#### Work required:
Make an exact copy of the entries, and keep any pictures out of it.

#### Dataset:
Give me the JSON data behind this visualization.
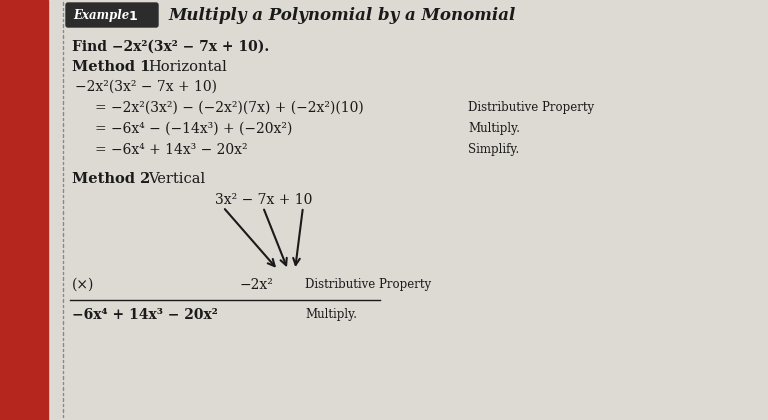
{
  "page_bg": "#ddd9d3",
  "content_bg": "#e8e5e0",
  "left_bar_color": "#b5261e",
  "title_box_color": "#2c2c2c",
  "title_text": "Multiply a Polynomial by a Monomial",
  "find_line": "Find −2x²(3x² − 7x + 10).",
  "line1": "−2x²(3x² − 7x + 10)",
  "line2_left": "= −2x²(3x²) − (−2x²)(7x) + (−2x²)(10)",
  "line2_right": "Distributive Property",
  "line3_left": "= −6x⁴ − (−14x³) + (−20x²)",
  "line3_right": "Multiply.",
  "line4_left": "= −6x⁴ + 14x³ − 20x²",
  "line4_right": "Simplify.",
  "v_line1": "3x² − 7x + 10",
  "v_line2_left": "(×)",
  "v_line2_mid": "−2x²",
  "v_line2_right": "Distributive Property",
  "v_line3": "−6x⁴ + 14x³ − 20x²",
  "v_line3_right": "Multiply.",
  "text_color": "#1a1a1a",
  "arrow_color": "#1a1a1a",
  "dot_color": "#888888"
}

#### Task output:
Give me the JSON data behind this visualization.
{
  "page_bg": "#ddd9d3",
  "content_bg": "#e8e5e0",
  "left_bar_color": "#b5261e",
  "title_box_color": "#2c2c2c",
  "title_text": "Multiply a Polynomial by a Monomial",
  "find_line": "Find −2x²(3x² − 7x + 10).",
  "line1": "−2x²(3x² − 7x + 10)",
  "line2_left": "= −2x²(3x²) − (−2x²)(7x) + (−2x²)(10)",
  "line2_right": "Distributive Property",
  "line3_left": "= −6x⁴ − (−14x³) + (−20x²)",
  "line3_right": "Multiply.",
  "line4_left": "= −6x⁴ + 14x³ − 20x²",
  "line4_right": "Simplify.",
  "v_line1": "3x² − 7x + 10",
  "v_line2_left": "(×)",
  "v_line2_mid": "−2x²",
  "v_line2_right": "Distributive Property",
  "v_line3": "−6x⁴ + 14x³ − 20x²",
  "v_line3_right": "Multiply.",
  "text_color": "#1a1a1a",
  "arrow_color": "#1a1a1a",
  "dot_color": "#888888"
}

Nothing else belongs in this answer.